- **INSTRUCTIONS TO FOLLOW**: Which lines in the listing below contain the string "logo"? Collect every one of them and copy each line in full.

- **SUPPLIED INFORMATION**:

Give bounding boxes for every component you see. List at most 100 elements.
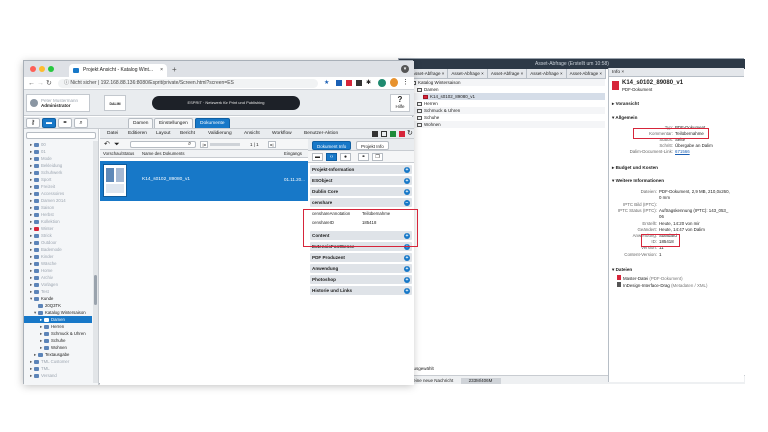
sidebar-item[interactable]: ▸ Archiv xyxy=(24,274,92,281)
sidebar-item[interactable]: ▸ TML xyxy=(24,365,92,372)
menu-validierung[interactable]: Validierung xyxy=(208,129,232,139)
list-search-input[interactable] xyxy=(130,141,196,148)
sidebar-item[interactable]: ▸ Kollektion xyxy=(24,218,92,225)
extensions-icon[interactable]: ✱ xyxy=(366,79,371,86)
sidebar-item[interactable]: ▸ Home xyxy=(24,267,92,274)
sidebar-item[interactable]: ▸ Schmuck & Uhren xyxy=(24,330,92,337)
tab-projekt-info[interactable]: Projekt Info xyxy=(356,141,389,150)
url-field[interactable]: ⓘ Nicht sicher | 192.168.88.136:8080/Esp… xyxy=(58,79,318,88)
tab-einstellungen[interactable]: Einstellungen xyxy=(154,118,193,128)
tab-dokumente[interactable]: Dokumente xyxy=(195,118,230,128)
link-icon[interactable]: ⚭ xyxy=(58,118,72,128)
menu-benutzer-aktion[interactable]: Benutzer-Aktion xyxy=(304,129,338,139)
code-icon[interactable]: ‹› xyxy=(326,153,337,161)
sidebar-item[interactable]: ▸ Vorlagen xyxy=(24,281,92,288)
file-row[interactable]: InDesign-Interface-Drag (Metadaten / XML… xyxy=(617,282,707,288)
section-general[interactable]: ▾ Allgemein xyxy=(612,115,637,121)
tab-search-icon[interactable]: ▾ xyxy=(401,65,409,73)
sidebar-item[interactable]: ▾ Katalog Wintersaison xyxy=(24,309,92,316)
group-anwendung[interactable]: Anwendung + xyxy=(310,264,412,273)
link-icon[interactable]: ⚭ xyxy=(358,153,369,161)
menu-editieren[interactable]: Editieren xyxy=(128,129,147,139)
group-esobject[interactable]: ESObject + xyxy=(310,176,412,185)
close-tab-icon[interactable]: × xyxy=(160,64,163,77)
page-slider[interactable] xyxy=(210,143,240,146)
group-photoshop[interactable]: Photoshop + xyxy=(310,275,412,284)
sidebar-item[interactable]: ▸ Test xyxy=(24,288,92,295)
pdf-icon[interactable] xyxy=(399,131,405,137)
minimize-window-button[interactable] xyxy=(39,66,45,72)
excel-icon[interactable] xyxy=(390,131,396,137)
sidebar-item[interactable]: ▸ Sport xyxy=(24,176,92,183)
extension-icon[interactable] xyxy=(336,80,342,86)
tree-search-input[interactable] xyxy=(26,132,96,139)
tree-item-selected[interactable]: K14_s0102_89080_v1 xyxy=(423,93,605,100)
sidebar-item[interactable]: ▸ Schuhe xyxy=(24,337,92,344)
close-window-button[interactable] xyxy=(30,66,36,72)
folder-icon[interactable]: ▬ xyxy=(312,153,323,161)
sidebar-scrollbar[interactable] xyxy=(93,141,98,383)
maximize-window-button[interactable] xyxy=(48,66,54,72)
table-row-selected[interactable]: K14_s0102_89080_v1 01.11.20... xyxy=(100,161,308,201)
section-preview[interactable]: ▸ Voransicht xyxy=(612,101,639,107)
puzzle-icon[interactable] xyxy=(356,80,362,86)
sidebar-item[interactable]: ▸ Wohnen xyxy=(24,344,92,351)
tab-damen[interactable]: Damen xyxy=(128,118,154,128)
forward-arrow-icon[interactable]: → xyxy=(37,78,44,89)
copy-icon[interactable]: ❐ xyxy=(372,153,383,161)
col-date[interactable]: Eingangs xyxy=(284,150,302,158)
query-tab[interactable]: Asset-Abfrage × xyxy=(527,69,567,79)
tab-dokument-info[interactable]: Dokument Info xyxy=(312,141,352,150)
sidebar-item[interactable]: ▸ 01 xyxy=(24,148,92,155)
sidebar-item[interactable]: ▸ Damen 2014 xyxy=(24,197,92,204)
back-arrow-icon[interactable]: ← xyxy=(28,78,35,89)
group-projekt-information[interactable]: Projekt-Information + xyxy=(310,165,412,174)
col-status[interactable]: Vorschau/Status xyxy=(103,150,134,158)
key-icon[interactable]: ⚷ xyxy=(26,118,40,128)
sidebar-item[interactable]: ▸ Mode xyxy=(24,155,92,162)
group-historie[interactable]: Historie und Links + xyxy=(310,286,412,295)
tree-item[interactable]: Herren xyxy=(417,100,438,107)
query-tab[interactable]: Asset-Abfrage × xyxy=(488,69,528,79)
folder-icon[interactable]: ▬ xyxy=(42,118,56,128)
sidebar-item[interactable]: ▸ Accessoires xyxy=(24,190,92,197)
sidebar-item-kunde[interactable]: ▾ Kunde xyxy=(24,295,92,302)
back-icon[interactable]: ↶ xyxy=(104,140,110,149)
search-icon[interactable]: ⌕ xyxy=(74,118,88,128)
sidebar-item[interactable]: ▸ TML Customer xyxy=(24,358,92,365)
file-row[interactable]: Master-Datei (PDF-Dokument) xyxy=(617,275,683,281)
search-icon[interactable]: ⌕ xyxy=(188,140,191,149)
sidebar-item[interactable]: ▸ Freizeit xyxy=(24,183,92,190)
browser-tab[interactable]: Projekt Ansicht - Katalog Wint... × xyxy=(69,64,167,77)
menu-layout[interactable]: Layout xyxy=(156,129,170,139)
page-icon[interactable] xyxy=(381,131,387,137)
memory-indicator[interactable]: 233M/406M xyxy=(460,377,501,384)
tree-item[interactable]: Damen xyxy=(417,86,439,93)
sidebar-item[interactable]: ▸ Kinder xyxy=(24,253,92,260)
menu-bericht[interactable]: Bericht xyxy=(180,129,195,139)
sidebar-item[interactable]: ▸ Bekleidung xyxy=(24,162,92,169)
info-tab[interactable]: Info × xyxy=(609,68,744,77)
help-button[interactable]: ? Hilfe xyxy=(390,94,410,112)
user-box[interactable]: Peter Mustermann Administrator xyxy=(26,94,90,112)
tree-item[interactable]: Schmuck & Uhren xyxy=(417,107,460,114)
tree-item[interactable]: Katalog Wintersaison xyxy=(411,79,461,86)
refresh-icon[interactable]: ↻ xyxy=(407,129,413,139)
section-budget[interactable]: ▸ Budget und Kosten xyxy=(612,165,658,171)
sidebar-item[interactable]: ▸ Herbst xyxy=(24,211,92,218)
first-page-icon[interactable]: |◂ xyxy=(200,141,208,148)
filter-icon[interactable]: ⏷ xyxy=(114,140,120,149)
menu-icon[interactable]: ⋮ xyxy=(402,78,409,86)
sidebar-item[interactable]: ▸ Saison xyxy=(24,204,92,211)
sidebar-item[interactable]: ▸ Bademode xyxy=(24,246,92,253)
tree-item[interactable]: Wohnen xyxy=(417,121,441,128)
sidebar-item[interactable]: ▸ Versand xyxy=(24,372,92,379)
sidebar-item-damen[interactable]: ▸ Damen xyxy=(24,316,92,323)
sidebar-item[interactable]: ▸ Wäsche xyxy=(24,260,92,267)
group-censhare[interactable]: censhare − xyxy=(310,198,412,207)
menu-datei[interactable]: Datei xyxy=(107,129,118,139)
col-name[interactable]: Name des Dokuments xyxy=(142,150,185,158)
sidebar-item[interactable]: ▸ 00 xyxy=(24,141,92,148)
section-more[interactable]: ▾ Weitere Informationen xyxy=(612,178,664,184)
query-tab[interactable]: Asset-Abfrage × xyxy=(567,69,607,79)
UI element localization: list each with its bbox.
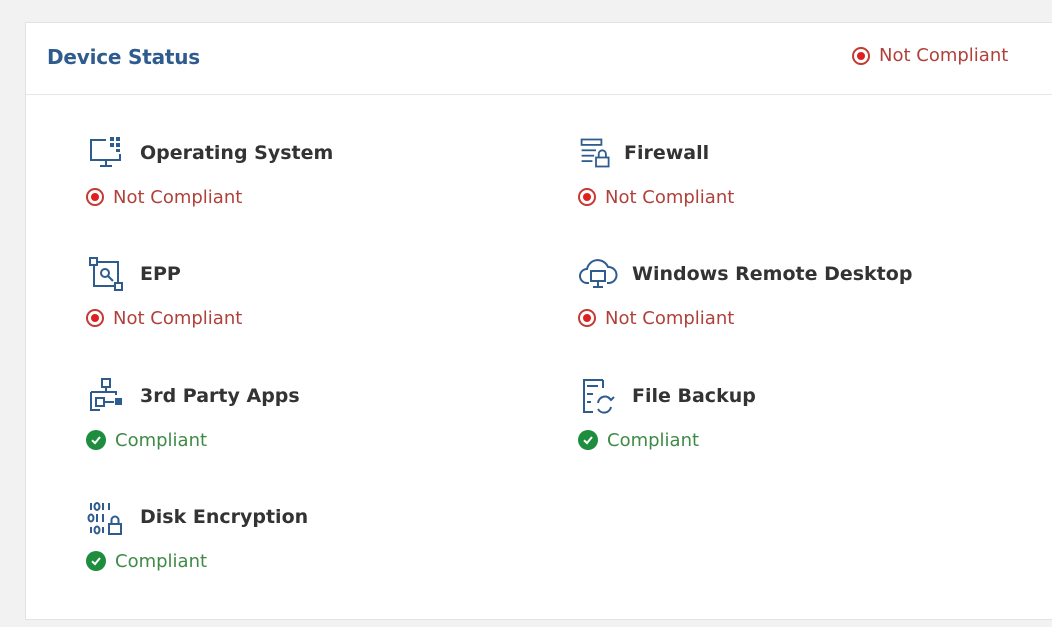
apps-network-icon <box>90 378 122 411</box>
not-compliant-icon <box>86 188 104 206</box>
status-item-firewall: Firewall Not Compliant <box>578 133 734 209</box>
item-status: Compliant <box>86 428 300 452</box>
device-status-card: Device Status Not Compliant Operating Sy… <box>25 22 1052 620</box>
not-compliant-icon <box>578 188 596 206</box>
overall-status-badge: Not Compliant <box>852 45 1008 66</box>
item-label: Operating System <box>140 142 334 164</box>
item-status-text: Not Compliant <box>113 307 243 329</box>
endpoint-protection-icon <box>89 257 123 291</box>
cloud-desktop-icon <box>579 259 618 288</box>
item-status: Not Compliant <box>578 306 912 330</box>
status-item-epp: EPP Not Compliant <box>86 254 242 330</box>
status-item-file-backup: File Backup Compliant <box>578 376 756 452</box>
item-status: Not Compliant <box>86 185 333 209</box>
not-compliant-icon <box>578 309 596 327</box>
card-header: Device Status Not Compliant <box>26 23 1052 95</box>
item-label: Windows Remote Desktop <box>632 263 913 285</box>
item-label: Firewall <box>624 142 710 164</box>
item-status-text: Compliant <box>607 429 700 451</box>
item-status: Not Compliant <box>578 185 734 209</box>
item-status-text: Not Compliant <box>605 307 735 329</box>
item-label: EPP <box>140 263 181 285</box>
compliant-check-icon <box>86 551 106 571</box>
compliant-check-icon <box>86 430 106 450</box>
item-status-text: Not Compliant <box>113 186 243 208</box>
not-compliant-icon <box>852 46 870 65</box>
file-backup-icon <box>583 379 615 414</box>
compliant-check-icon <box>578 430 598 450</box>
item-status-text: Not Compliant <box>605 186 735 208</box>
card-title: Device Status <box>47 45 201 69</box>
binary-lock-icon <box>87 502 122 535</box>
item-status: Compliant <box>86 549 308 573</box>
item-status: Compliant <box>578 428 756 452</box>
firewall-lock-icon <box>580 138 610 168</box>
item-status: Not Compliant <box>86 306 242 330</box>
item-status-text: Compliant <box>115 550 208 572</box>
status-item-3rd-party-apps: 3rd Party Apps Compliant <box>86 376 300 452</box>
monitor-grid-icon <box>90 137 121 167</box>
status-item-windows-remote-desktop: Windows Remote Desktop Not Compliant <box>578 254 912 330</box>
not-compliant-icon <box>86 309 104 327</box>
overall-status-text: Not Compliant <box>879 45 1009 66</box>
item-label: 3rd Party Apps <box>140 385 300 407</box>
status-item-operating-system: Operating System Not Compliant <box>86 133 333 209</box>
item-status-text: Compliant <box>115 429 208 451</box>
item-label: File Backup <box>632 385 756 407</box>
status-item-disk-encryption: Disk Encryption Compliant <box>86 497 308 573</box>
item-label: Disk Encryption <box>140 506 309 528</box>
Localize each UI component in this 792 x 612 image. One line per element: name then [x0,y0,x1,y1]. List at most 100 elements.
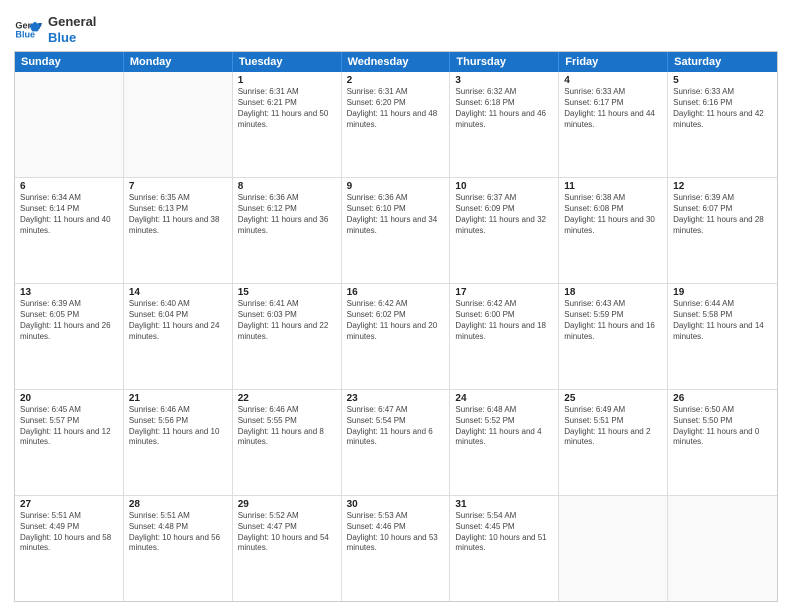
cell-info: Sunrise: 6:42 AM Sunset: 6:00 PM Dayligh… [455,299,553,342]
calendar-cell: 21Sunrise: 6:46 AM Sunset: 5:56 PM Dayli… [124,390,233,495]
cell-info: Sunrise: 5:52 AM Sunset: 4:47 PM Dayligh… [238,511,336,554]
calendar-header: SundayMondayTuesdayWednesdayThursdayFrid… [15,52,777,72]
calendar-cell: 18Sunrise: 6:43 AM Sunset: 5:59 PM Dayli… [559,284,668,389]
calendar-cell: 20Sunrise: 6:45 AM Sunset: 5:57 PM Dayli… [15,390,124,495]
cell-info: Sunrise: 5:51 AM Sunset: 4:48 PM Dayligh… [129,511,227,554]
calendar-cell: 10Sunrise: 6:37 AM Sunset: 6:09 PM Dayli… [450,178,559,283]
cell-info: Sunrise: 6:38 AM Sunset: 6:08 PM Dayligh… [564,193,662,236]
calendar-cell: 23Sunrise: 6:47 AM Sunset: 5:54 PM Dayli… [342,390,451,495]
day-number: 14 [129,287,227,298]
cell-info: Sunrise: 6:39 AM Sunset: 6:05 PM Dayligh… [20,299,118,342]
day-number: 9 [347,181,445,192]
logo-icon: General Blue [14,16,42,44]
day-number: 31 [455,499,553,510]
cell-info: Sunrise: 6:43 AM Sunset: 5:59 PM Dayligh… [564,299,662,342]
calendar-cell: 1Sunrise: 6:31 AM Sunset: 6:21 PM Daylig… [233,72,342,177]
cell-info: Sunrise: 6:36 AM Sunset: 6:12 PM Dayligh… [238,193,336,236]
calendar: SundayMondayTuesdayWednesdayThursdayFrid… [14,51,778,602]
day-number: 16 [347,287,445,298]
calendar-cell: 14Sunrise: 6:40 AM Sunset: 6:04 PM Dayli… [124,284,233,389]
day-number: 3 [455,75,553,86]
calendar-body: 1Sunrise: 6:31 AM Sunset: 6:21 PM Daylig… [15,72,777,601]
day-number: 11 [564,181,662,192]
calendar-cell: 31Sunrise: 5:54 AM Sunset: 4:45 PM Dayli… [450,496,559,601]
calendar-cell: 22Sunrise: 6:46 AM Sunset: 5:55 PM Dayli… [233,390,342,495]
header-day-tuesday: Tuesday [233,52,342,72]
day-number: 29 [238,499,336,510]
day-number: 7 [129,181,227,192]
cell-info: Sunrise: 6:48 AM Sunset: 5:52 PM Dayligh… [455,405,553,448]
cell-info: Sunrise: 6:36 AM Sunset: 6:10 PM Dayligh… [347,193,445,236]
day-number: 20 [20,393,118,404]
cell-info: Sunrise: 6:45 AM Sunset: 5:57 PM Dayligh… [20,405,118,448]
calendar-cell: 17Sunrise: 6:42 AM Sunset: 6:00 PM Dayli… [450,284,559,389]
cell-info: Sunrise: 6:34 AM Sunset: 6:14 PM Dayligh… [20,193,118,236]
day-number: 21 [129,393,227,404]
day-number: 18 [564,287,662,298]
calendar-cell: 27Sunrise: 5:51 AM Sunset: 4:49 PM Dayli… [15,496,124,601]
day-number: 2 [347,75,445,86]
cell-info: Sunrise: 6:50 AM Sunset: 5:50 PM Dayligh… [673,405,772,448]
logo: General Blue General Blue [14,14,96,45]
day-number: 25 [564,393,662,404]
calendar-cell: 13Sunrise: 6:39 AM Sunset: 6:05 PM Dayli… [15,284,124,389]
calendar-cell: 16Sunrise: 6:42 AM Sunset: 6:02 PM Dayli… [342,284,451,389]
header-day-friday: Friday [559,52,668,72]
header-day-monday: Monday [124,52,233,72]
calendar-cell: 4Sunrise: 6:33 AM Sunset: 6:17 PM Daylig… [559,72,668,177]
cell-info: Sunrise: 5:51 AM Sunset: 4:49 PM Dayligh… [20,511,118,554]
calendar-cell: 26Sunrise: 6:50 AM Sunset: 5:50 PM Dayli… [668,390,777,495]
day-number: 10 [455,181,553,192]
cell-info: Sunrise: 6:49 AM Sunset: 5:51 PM Dayligh… [564,405,662,448]
cell-info: Sunrise: 6:39 AM Sunset: 6:07 PM Dayligh… [673,193,772,236]
cell-info: Sunrise: 6:35 AM Sunset: 6:13 PM Dayligh… [129,193,227,236]
day-number: 27 [20,499,118,510]
header-day-sunday: Sunday [15,52,124,72]
calendar-cell: 9Sunrise: 6:36 AM Sunset: 6:10 PM Daylig… [342,178,451,283]
calendar-cell: 24Sunrise: 6:48 AM Sunset: 5:52 PM Dayli… [450,390,559,495]
calendar-cell: 12Sunrise: 6:39 AM Sunset: 6:07 PM Dayli… [668,178,777,283]
day-number: 4 [564,75,662,86]
calendar-cell: 7Sunrise: 6:35 AM Sunset: 6:13 PM Daylig… [124,178,233,283]
page-header: General Blue General Blue [14,10,778,45]
cell-info: Sunrise: 6:31 AM Sunset: 6:21 PM Dayligh… [238,87,336,130]
calendar-cell [15,72,124,177]
day-number: 13 [20,287,118,298]
calendar-row-5: 27Sunrise: 5:51 AM Sunset: 4:49 PM Dayli… [15,496,777,601]
calendar-cell: 29Sunrise: 5:52 AM Sunset: 4:47 PM Dayli… [233,496,342,601]
calendar-row-4: 20Sunrise: 6:45 AM Sunset: 5:57 PM Dayli… [15,390,777,496]
calendar-cell: 3Sunrise: 6:32 AM Sunset: 6:18 PM Daylig… [450,72,559,177]
calendar-cell: 25Sunrise: 6:49 AM Sunset: 5:51 PM Dayli… [559,390,668,495]
day-number: 1 [238,75,336,86]
day-number: 30 [347,499,445,510]
cell-info: Sunrise: 6:46 AM Sunset: 5:55 PM Dayligh… [238,405,336,448]
logo-line1: General [48,14,96,30]
calendar-cell: 8Sunrise: 6:36 AM Sunset: 6:12 PM Daylig… [233,178,342,283]
logo-line2: Blue [48,30,96,46]
calendar-cell: 28Sunrise: 5:51 AM Sunset: 4:48 PM Dayli… [124,496,233,601]
cell-info: Sunrise: 6:41 AM Sunset: 6:03 PM Dayligh… [238,299,336,342]
calendar-cell [124,72,233,177]
calendar-cell: 15Sunrise: 6:41 AM Sunset: 6:03 PM Dayli… [233,284,342,389]
day-number: 12 [673,181,772,192]
day-number: 26 [673,393,772,404]
day-number: 6 [20,181,118,192]
day-number: 19 [673,287,772,298]
calendar-cell: 2Sunrise: 6:31 AM Sunset: 6:20 PM Daylig… [342,72,451,177]
cell-info: Sunrise: 5:54 AM Sunset: 4:45 PM Dayligh… [455,511,553,554]
day-number: 22 [238,393,336,404]
cell-info: Sunrise: 6:44 AM Sunset: 5:58 PM Dayligh… [673,299,772,342]
calendar-cell [559,496,668,601]
day-number: 23 [347,393,445,404]
day-number: 5 [673,75,772,86]
day-number: 15 [238,287,336,298]
calendar-cell [668,496,777,601]
cell-info: Sunrise: 6:33 AM Sunset: 6:16 PM Dayligh… [673,87,772,130]
cell-info: Sunrise: 6:47 AM Sunset: 5:54 PM Dayligh… [347,405,445,448]
calendar-cell: 5Sunrise: 6:33 AM Sunset: 6:16 PM Daylig… [668,72,777,177]
calendar-row-2: 6Sunrise: 6:34 AM Sunset: 6:14 PM Daylig… [15,178,777,284]
day-number: 24 [455,393,553,404]
calendar-cell: 19Sunrise: 6:44 AM Sunset: 5:58 PM Dayli… [668,284,777,389]
header-day-wednesday: Wednesday [342,52,451,72]
cell-info: Sunrise: 6:37 AM Sunset: 6:09 PM Dayligh… [455,193,553,236]
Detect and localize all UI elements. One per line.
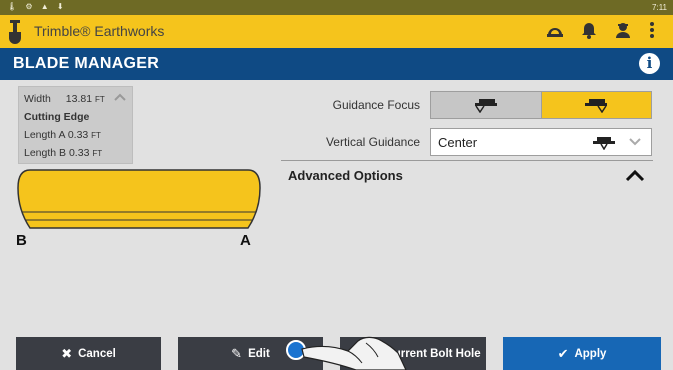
- user-icon[interactable]: [615, 21, 631, 39]
- guidance-focus-toggle: [430, 91, 652, 119]
- width-value: 13.81: [65, 93, 93, 105]
- clock: 7:11: [652, 3, 667, 12]
- bell-icon[interactable]: [581, 21, 597, 39]
- close-icon: ✖: [61, 346, 73, 361]
- edit-icon: ✎: [231, 346, 243, 361]
- apply-button[interactable]: ✔ Apply: [503, 337, 661, 370]
- chevron-up-icon[interactable]: [114, 93, 126, 101]
- length-b-label: Length B: [24, 147, 67, 159]
- length-a-unit: FT: [91, 131, 101, 140]
- length-b-value: 0.33: [68, 147, 90, 159]
- advanced-options-heading[interactable]: Advanced Options: [288, 168, 403, 183]
- length-b-unit: FT: [92, 149, 103, 158]
- cancel-label: Cancel: [78, 347, 116, 360]
- system-status-bar: 🌡 ⚙ ▲ ⬇ 7:11: [0, 0, 673, 15]
- shovel-logo-icon: [9, 20, 21, 44]
- section-divider: [281, 160, 653, 161]
- status-icons: 🌡 ⚙ ▲ ⬇: [7, 2, 67, 11]
- length-a-value: 0.33: [67, 129, 89, 141]
- guidance-focus-label: Guidance Focus: [332, 98, 420, 112]
- blade-tip-icon: [474, 99, 497, 113]
- width-unit: FT: [94, 95, 105, 104]
- focus-option-tip[interactable]: [431, 92, 542, 118]
- more-icon[interactable]: [649, 21, 665, 39]
- blade-end-a-label: A: [240, 232, 251, 249]
- width-label: Width: [24, 93, 51, 105]
- app-title: Trimble® Earthworks: [34, 23, 165, 39]
- cutting-edge-heading: Cutting Edge: [24, 111, 90, 123]
- blade-end-b-label: B: [16, 232, 27, 249]
- focus-option-edge[interactable]: [541, 92, 651, 118]
- blade-edge-icon: [585, 99, 608, 113]
- width-row: Width 13.81 FT: [24, 90, 127, 108]
- check-icon: ✔: [557, 346, 569, 361]
- vertical-guidance-value: Center: [438, 135, 478, 150]
- chevron-up-icon[interactable]: [625, 168, 645, 182]
- edit-label: Edit: [248, 347, 270, 360]
- hardhat-icon[interactable]: [547, 21, 563, 39]
- length-b-row: Length B 0.33 FT: [24, 144, 127, 162]
- touch-hand-icon: [286, 336, 407, 370]
- blade-diagram: [17, 169, 261, 229]
- chevron-down-icon[interactable]: [629, 138, 641, 146]
- cancel-button[interactable]: ✖ Cancel: [16, 337, 161, 370]
- vertical-guidance-select[interactable]: Center: [430, 128, 652, 156]
- blade-center-icon: [593, 137, 615, 150]
- page-title: BLADE MANAGER: [13, 55, 160, 72]
- length-a-label: Length A: [24, 129, 65, 141]
- apply-label: Apply: [574, 347, 607, 360]
- page-header: BLADE MANAGER i: [0, 48, 673, 80]
- length-a-row: Length A 0.33 FT: [24, 126, 127, 144]
- info-icon[interactable]: i: [639, 53, 660, 74]
- vertical-guidance-label: Vertical Guidance: [325, 135, 420, 149]
- blade-specs-panel: Width 13.81 FT Cutting Edge Length A 0.3…: [18, 86, 133, 164]
- app-bar: Trimble® Earthworks: [0, 15, 673, 48]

- **FINAL RESULT**:
logo-icon: General Blue [14,16,42,44]
logo: General Blue General Blue [14,14,96,45]
logo-line1: General [48,14,96,30]
logo-line2: Blue [48,30,96,46]
- shovel-logo-icon: [9, 20, 21, 44]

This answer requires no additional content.